◆ **TASK**
Filter these entries so that only lines with the word "OPTION" remain.

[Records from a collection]
§

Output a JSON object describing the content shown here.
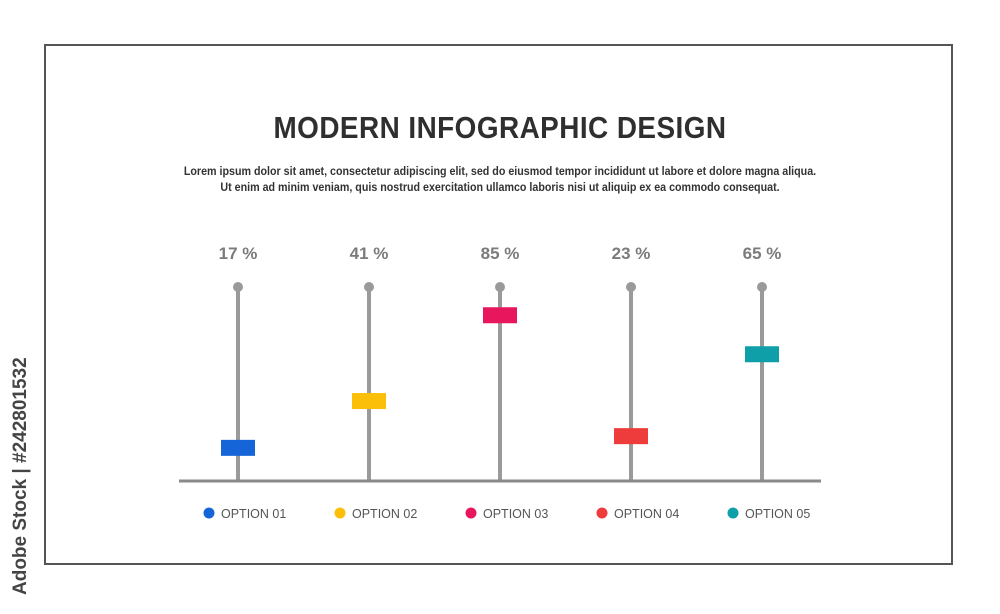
{
  "title": "MODERN INFOGRAPHIC DESIGN",
  "subtitle_line1": "Lorem ipsum dolor sit amet, consectetur adipiscing elit, sed do eiusmod tempor incididunt ut labore et dolore magna aliqua.",
  "subtitle_line2": "Ut enim ad minim veniam, quis nostrud exercitation ullamco laboris nisi ut aliquip ex ea commodo consequat.",
  "watermark": "Adobe Stock | #242801532",
  "chart_data": {
    "type": "scatter",
    "categories": [
      "OPTION 01",
      "OPTION 02",
      "OPTION 03",
      "OPTION 04",
      "OPTION 05"
    ],
    "values": [
      17,
      41,
      85,
      23,
      65
    ],
    "value_labels": [
      "17 %",
      "41 %",
      "85 %",
      "23 %",
      "65 %"
    ],
    "colors": [
      "#1565d8",
      "#fbbf0a",
      "#e8175d",
      "#ee3b3b",
      "#0e9fa8"
    ],
    "stem_color": "#9a9a9a",
    "baseline_color": "#8a8a8a",
    "ylim": [
      0,
      100
    ],
    "grid": false,
    "legend_placement": "bottom"
  }
}
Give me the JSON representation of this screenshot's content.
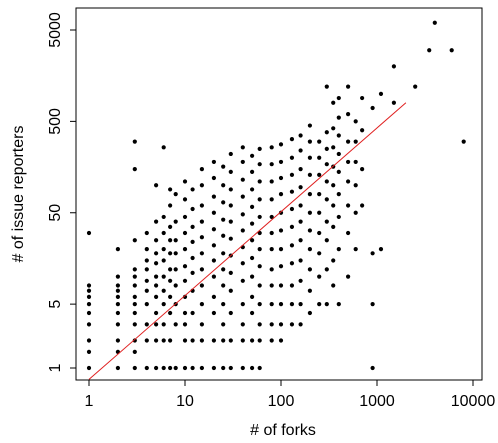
{
  "chart_data": {
    "type": "scatter",
    "xlabel": "# of forks",
    "ylabel": "# of issue reporters",
    "xscale": "log",
    "yscale": "log",
    "xlim": [
      0.85,
      10000
    ],
    "ylim": [
      0.85,
      7000
    ],
    "xticks": [
      1,
      10,
      100,
      1000,
      10000
    ],
    "xtick_labels": [
      "1",
      "10",
      "100",
      "1000",
      "10000"
    ],
    "yticks": [
      1,
      5,
      50,
      500,
      5000
    ],
    "ytick_labels": [
      "1",
      "5",
      "50",
      "500",
      "5000"
    ],
    "grid": false,
    "legend": "none",
    "colors": {
      "points": "#000000",
      "fit_line": "#e02020"
    },
    "fit_line": {
      "points": [
        {
          "x": 1,
          "y": 0.75
        },
        {
          "x": 2000,
          "y": 800
        }
      ]
    },
    "points": [
      {
        "x": 1,
        "y": 1
      },
      {
        "x": 1,
        "y": 1.5
      },
      {
        "x": 1,
        "y": 2
      },
      {
        "x": 1,
        "y": 3
      },
      {
        "x": 1,
        "y": 4
      },
      {
        "x": 1,
        "y": 5
      },
      {
        "x": 1,
        "y": 6
      },
      {
        "x": 1,
        "y": 7
      },
      {
        "x": 1,
        "y": 8
      },
      {
        "x": 1,
        "y": 30
      },
      {
        "x": 2,
        "y": 1
      },
      {
        "x": 2,
        "y": 1.5
      },
      {
        "x": 2,
        "y": 2
      },
      {
        "x": 2,
        "y": 3
      },
      {
        "x": 2,
        "y": 4
      },
      {
        "x": 2,
        "y": 5
      },
      {
        "x": 2,
        "y": 6
      },
      {
        "x": 2,
        "y": 7
      },
      {
        "x": 2,
        "y": 8
      },
      {
        "x": 2,
        "y": 10
      },
      {
        "x": 2,
        "y": 20
      },
      {
        "x": 3,
        "y": 1
      },
      {
        "x": 3,
        "y": 1.5
      },
      {
        "x": 3,
        "y": 2
      },
      {
        "x": 3,
        "y": 3
      },
      {
        "x": 3,
        "y": 4
      },
      {
        "x": 3,
        "y": 5
      },
      {
        "x": 3,
        "y": 6
      },
      {
        "x": 3,
        "y": 8
      },
      {
        "x": 3,
        "y": 10
      },
      {
        "x": 3,
        "y": 12
      },
      {
        "x": 3,
        "y": 25
      },
      {
        "x": 3,
        "y": 150
      },
      {
        "x": 3,
        "y": 300
      },
      {
        "x": 4,
        "y": 1
      },
      {
        "x": 4,
        "y": 2
      },
      {
        "x": 4,
        "y": 3
      },
      {
        "x": 4,
        "y": 5
      },
      {
        "x": 4,
        "y": 7
      },
      {
        "x": 4,
        "y": 9
      },
      {
        "x": 4,
        "y": 12
      },
      {
        "x": 4,
        "y": 15
      },
      {
        "x": 4,
        "y": 20
      },
      {
        "x": 4,
        "y": 30
      },
      {
        "x": 5,
        "y": 1
      },
      {
        "x": 5,
        "y": 2
      },
      {
        "x": 5,
        "y": 3
      },
      {
        "x": 5,
        "y": 4
      },
      {
        "x": 5,
        "y": 6
      },
      {
        "x": 5,
        "y": 8
      },
      {
        "x": 5,
        "y": 10
      },
      {
        "x": 5,
        "y": 14
      },
      {
        "x": 5,
        "y": 18
      },
      {
        "x": 5,
        "y": 25
      },
      {
        "x": 5,
        "y": 40
      },
      {
        "x": 5,
        "y": 100
      },
      {
        "x": 6,
        "y": 1
      },
      {
        "x": 6,
        "y": 2
      },
      {
        "x": 6,
        "y": 3
      },
      {
        "x": 6,
        "y": 5
      },
      {
        "x": 6,
        "y": 7
      },
      {
        "x": 6,
        "y": 10
      },
      {
        "x": 6,
        "y": 15
      },
      {
        "x": 6,
        "y": 20
      },
      {
        "x": 6,
        "y": 30
      },
      {
        "x": 6,
        "y": 45
      },
      {
        "x": 6,
        "y": 260
      },
      {
        "x": 7,
        "y": 1
      },
      {
        "x": 7,
        "y": 2
      },
      {
        "x": 7,
        "y": 4
      },
      {
        "x": 7,
        "y": 6
      },
      {
        "x": 7,
        "y": 9
      },
      {
        "x": 7,
        "y": 12
      },
      {
        "x": 7,
        "y": 18
      },
      {
        "x": 7,
        "y": 25
      },
      {
        "x": 7,
        "y": 35
      },
      {
        "x": 7,
        "y": 60
      },
      {
        "x": 7,
        "y": 90
      },
      {
        "x": 8,
        "y": 1
      },
      {
        "x": 8,
        "y": 3
      },
      {
        "x": 8,
        "y": 5
      },
      {
        "x": 8,
        "y": 8
      },
      {
        "x": 8,
        "y": 12
      },
      {
        "x": 8,
        "y": 18
      },
      {
        "x": 8,
        "y": 25
      },
      {
        "x": 8,
        "y": 40
      },
      {
        "x": 8,
        "y": 80
      },
      {
        "x": 10,
        "y": 1
      },
      {
        "x": 10,
        "y": 2
      },
      {
        "x": 10,
        "y": 3
      },
      {
        "x": 10,
        "y": 4
      },
      {
        "x": 10,
        "y": 6
      },
      {
        "x": 10,
        "y": 9
      },
      {
        "x": 10,
        "y": 13
      },
      {
        "x": 10,
        "y": 20
      },
      {
        "x": 10,
        "y": 30
      },
      {
        "x": 10,
        "y": 45
      },
      {
        "x": 10,
        "y": 70
      },
      {
        "x": 10,
        "y": 110
      },
      {
        "x": 12,
        "y": 1
      },
      {
        "x": 12,
        "y": 2
      },
      {
        "x": 12,
        "y": 4
      },
      {
        "x": 12,
        "y": 7
      },
      {
        "x": 12,
        "y": 11
      },
      {
        "x": 12,
        "y": 16
      },
      {
        "x": 12,
        "y": 24
      },
      {
        "x": 12,
        "y": 35
      },
      {
        "x": 12,
        "y": 55
      },
      {
        "x": 12,
        "y": 90
      },
      {
        "x": 15,
        "y": 1
      },
      {
        "x": 15,
        "y": 2
      },
      {
        "x": 15,
        "y": 3
      },
      {
        "x": 15,
        "y": 5
      },
      {
        "x": 15,
        "y": 8
      },
      {
        "x": 15,
        "y": 12
      },
      {
        "x": 15,
        "y": 18
      },
      {
        "x": 15,
        "y": 27
      },
      {
        "x": 15,
        "y": 40
      },
      {
        "x": 15,
        "y": 60
      },
      {
        "x": 15,
        "y": 100
      },
      {
        "x": 15,
        "y": 150
      },
      {
        "x": 20,
        "y": 1
      },
      {
        "x": 20,
        "y": 2
      },
      {
        "x": 20,
        "y": 4
      },
      {
        "x": 20,
        "y": 6
      },
      {
        "x": 20,
        "y": 10
      },
      {
        "x": 20,
        "y": 15
      },
      {
        "x": 20,
        "y": 22
      },
      {
        "x": 20,
        "y": 33
      },
      {
        "x": 20,
        "y": 50
      },
      {
        "x": 20,
        "y": 75
      },
      {
        "x": 20,
        "y": 120
      },
      {
        "x": 20,
        "y": 180
      },
      {
        "x": 25,
        "y": 1
      },
      {
        "x": 25,
        "y": 2
      },
      {
        "x": 25,
        "y": 3
      },
      {
        "x": 25,
        "y": 5
      },
      {
        "x": 25,
        "y": 8
      },
      {
        "x": 25,
        "y": 12
      },
      {
        "x": 25,
        "y": 18
      },
      {
        "x": 25,
        "y": 28
      },
      {
        "x": 25,
        "y": 42
      },
      {
        "x": 25,
        "y": 65
      },
      {
        "x": 25,
        "y": 100
      },
      {
        "x": 25,
        "y": 160
      },
      {
        "x": 30,
        "y": 1
      },
      {
        "x": 30,
        "y": 2
      },
      {
        "x": 30,
        "y": 4
      },
      {
        "x": 30,
        "y": 7
      },
      {
        "x": 30,
        "y": 11
      },
      {
        "x": 30,
        "y": 17
      },
      {
        "x": 30,
        "y": 26
      },
      {
        "x": 30,
        "y": 40
      },
      {
        "x": 30,
        "y": 60
      },
      {
        "x": 30,
        "y": 90
      },
      {
        "x": 30,
        "y": 140
      },
      {
        "x": 30,
        "y": 220
      },
      {
        "x": 40,
        "y": 1
      },
      {
        "x": 40,
        "y": 2
      },
      {
        "x": 40,
        "y": 3
      },
      {
        "x": 40,
        "y": 5
      },
      {
        "x": 40,
        "y": 9
      },
      {
        "x": 40,
        "y": 14
      },
      {
        "x": 40,
        "y": 21
      },
      {
        "x": 40,
        "y": 32
      },
      {
        "x": 40,
        "y": 48
      },
      {
        "x": 40,
        "y": 75
      },
      {
        "x": 40,
        "y": 115
      },
      {
        "x": 40,
        "y": 180
      },
      {
        "x": 40,
        "y": 260
      },
      {
        "x": 50,
        "y": 1
      },
      {
        "x": 50,
        "y": 2
      },
      {
        "x": 50,
        "y": 4
      },
      {
        "x": 50,
        "y": 6
      },
      {
        "x": 50,
        "y": 10
      },
      {
        "x": 50,
        "y": 16
      },
      {
        "x": 50,
        "y": 25
      },
      {
        "x": 50,
        "y": 38
      },
      {
        "x": 50,
        "y": 58
      },
      {
        "x": 50,
        "y": 90
      },
      {
        "x": 50,
        "y": 140
      },
      {
        "x": 50,
        "y": 210
      },
      {
        "x": 60,
        "y": 1
      },
      {
        "x": 60,
        "y": 2
      },
      {
        "x": 60,
        "y": 3
      },
      {
        "x": 60,
        "y": 5
      },
      {
        "x": 60,
        "y": 8
      },
      {
        "x": 60,
        "y": 13
      },
      {
        "x": 60,
        "y": 20
      },
      {
        "x": 60,
        "y": 30
      },
      {
        "x": 60,
        "y": 45
      },
      {
        "x": 60,
        "y": 70
      },
      {
        "x": 60,
        "y": 110
      },
      {
        "x": 60,
        "y": 170
      },
      {
        "x": 60,
        "y": 250
      },
      {
        "x": 80,
        "y": 2
      },
      {
        "x": 80,
        "y": 3
      },
      {
        "x": 80,
        "y": 5
      },
      {
        "x": 80,
        "y": 8
      },
      {
        "x": 80,
        "y": 12
      },
      {
        "x": 80,
        "y": 20
      },
      {
        "x": 80,
        "y": 30
      },
      {
        "x": 80,
        "y": 45
      },
      {
        "x": 80,
        "y": 70
      },
      {
        "x": 80,
        "y": 110
      },
      {
        "x": 80,
        "y": 170
      },
      {
        "x": 80,
        "y": 260
      },
      {
        "x": 100,
        "y": 2
      },
      {
        "x": 100,
        "y": 3
      },
      {
        "x": 100,
        "y": 5
      },
      {
        "x": 100,
        "y": 8
      },
      {
        "x": 100,
        "y": 13
      },
      {
        "x": 100,
        "y": 20
      },
      {
        "x": 100,
        "y": 32
      },
      {
        "x": 100,
        "y": 50
      },
      {
        "x": 100,
        "y": 80
      },
      {
        "x": 100,
        "y": 120
      },
      {
        "x": 100,
        "y": 180
      },
      {
        "x": 100,
        "y": 280
      },
      {
        "x": 130,
        "y": 3
      },
      {
        "x": 130,
        "y": 5
      },
      {
        "x": 130,
        "y": 8
      },
      {
        "x": 130,
        "y": 14
      },
      {
        "x": 130,
        "y": 22
      },
      {
        "x": 130,
        "y": 35
      },
      {
        "x": 130,
        "y": 55
      },
      {
        "x": 130,
        "y": 85
      },
      {
        "x": 130,
        "y": 130
      },
      {
        "x": 130,
        "y": 200
      },
      {
        "x": 130,
        "y": 320
      },
      {
        "x": 160,
        "y": 3
      },
      {
        "x": 160,
        "y": 5
      },
      {
        "x": 160,
        "y": 9
      },
      {
        "x": 160,
        "y": 15
      },
      {
        "x": 160,
        "y": 25
      },
      {
        "x": 160,
        "y": 40
      },
      {
        "x": 160,
        "y": 60
      },
      {
        "x": 160,
        "y": 95
      },
      {
        "x": 160,
        "y": 150
      },
      {
        "x": 160,
        "y": 240
      },
      {
        "x": 160,
        "y": 350
      },
      {
        "x": 200,
        "y": 4
      },
      {
        "x": 200,
        "y": 7
      },
      {
        "x": 200,
        "y": 12
      },
      {
        "x": 200,
        "y": 20
      },
      {
        "x": 200,
        "y": 32
      },
      {
        "x": 200,
        "y": 50
      },
      {
        "x": 200,
        "y": 80
      },
      {
        "x": 200,
        "y": 130
      },
      {
        "x": 200,
        "y": 200
      },
      {
        "x": 200,
        "y": 300
      },
      {
        "x": 200,
        "y": 450
      },
      {
        "x": 250,
        "y": 5
      },
      {
        "x": 250,
        "y": 10
      },
      {
        "x": 250,
        "y": 18
      },
      {
        "x": 250,
        "y": 30
      },
      {
        "x": 250,
        "y": 50
      },
      {
        "x": 250,
        "y": 80
      },
      {
        "x": 250,
        "y": 130
      },
      {
        "x": 250,
        "y": 200
      },
      {
        "x": 250,
        "y": 300
      },
      {
        "x": 300,
        "y": 5
      },
      {
        "x": 300,
        "y": 12
      },
      {
        "x": 300,
        "y": 25
      },
      {
        "x": 300,
        "y": 40
      },
      {
        "x": 300,
        "y": 70
      },
      {
        "x": 300,
        "y": 110
      },
      {
        "x": 300,
        "y": 170
      },
      {
        "x": 300,
        "y": 250
      },
      {
        "x": 300,
        "y": 380
      },
      {
        "x": 300,
        "y": 1200
      },
      {
        "x": 350,
        "y": 8
      },
      {
        "x": 350,
        "y": 15
      },
      {
        "x": 350,
        "y": 35
      },
      {
        "x": 350,
        "y": 60
      },
      {
        "x": 350,
        "y": 100
      },
      {
        "x": 350,
        "y": 160
      },
      {
        "x": 350,
        "y": 260
      },
      {
        "x": 350,
        "y": 420
      },
      {
        "x": 350,
        "y": 800
      },
      {
        "x": 400,
        "y": 5
      },
      {
        "x": 400,
        "y": 20
      },
      {
        "x": 400,
        "y": 45
      },
      {
        "x": 400,
        "y": 80
      },
      {
        "x": 400,
        "y": 140
      },
      {
        "x": 400,
        "y": 220
      },
      {
        "x": 400,
        "y": 350
      },
      {
        "x": 400,
        "y": 550
      },
      {
        "x": 400,
        "y": 900
      },
      {
        "x": 500,
        "y": 10
      },
      {
        "x": 500,
        "y": 30
      },
      {
        "x": 500,
        "y": 60
      },
      {
        "x": 500,
        "y": 110
      },
      {
        "x": 500,
        "y": 180
      },
      {
        "x": 500,
        "y": 300
      },
      {
        "x": 500,
        "y": 600
      },
      {
        "x": 500,
        "y": 1200
      },
      {
        "x": 600,
        "y": 20
      },
      {
        "x": 600,
        "y": 50
      },
      {
        "x": 600,
        "y": 100
      },
      {
        "x": 600,
        "y": 180
      },
      {
        "x": 600,
        "y": 300
      },
      {
        "x": 600,
        "y": 500
      },
      {
        "x": 700,
        "y": 60
      },
      {
        "x": 700,
        "y": 150
      },
      {
        "x": 700,
        "y": 400
      },
      {
        "x": 700,
        "y": 900
      },
      {
        "x": 900,
        "y": 1
      },
      {
        "x": 900,
        "y": 5
      },
      {
        "x": 900,
        "y": 18
      },
      {
        "x": 900,
        "y": 700
      },
      {
        "x": 1100,
        "y": 20
      },
      {
        "x": 1100,
        "y": 1000
      },
      {
        "x": 1500,
        "y": 800
      },
      {
        "x": 1500,
        "y": 2000
      },
      {
        "x": 2500,
        "y": 1200
      },
      {
        "x": 3500,
        "y": 3000
      },
      {
        "x": 4000,
        "y": 6000
      },
      {
        "x": 6000,
        "y": 3000
      },
      {
        "x": 8000,
        "y": 300
      }
    ]
  }
}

§

◆ **TASK ANSWER**
      "OPTION 01",
      "OPTION 02",
      "OPTION 03",
      "OPTION 04",
      "OPTION 05"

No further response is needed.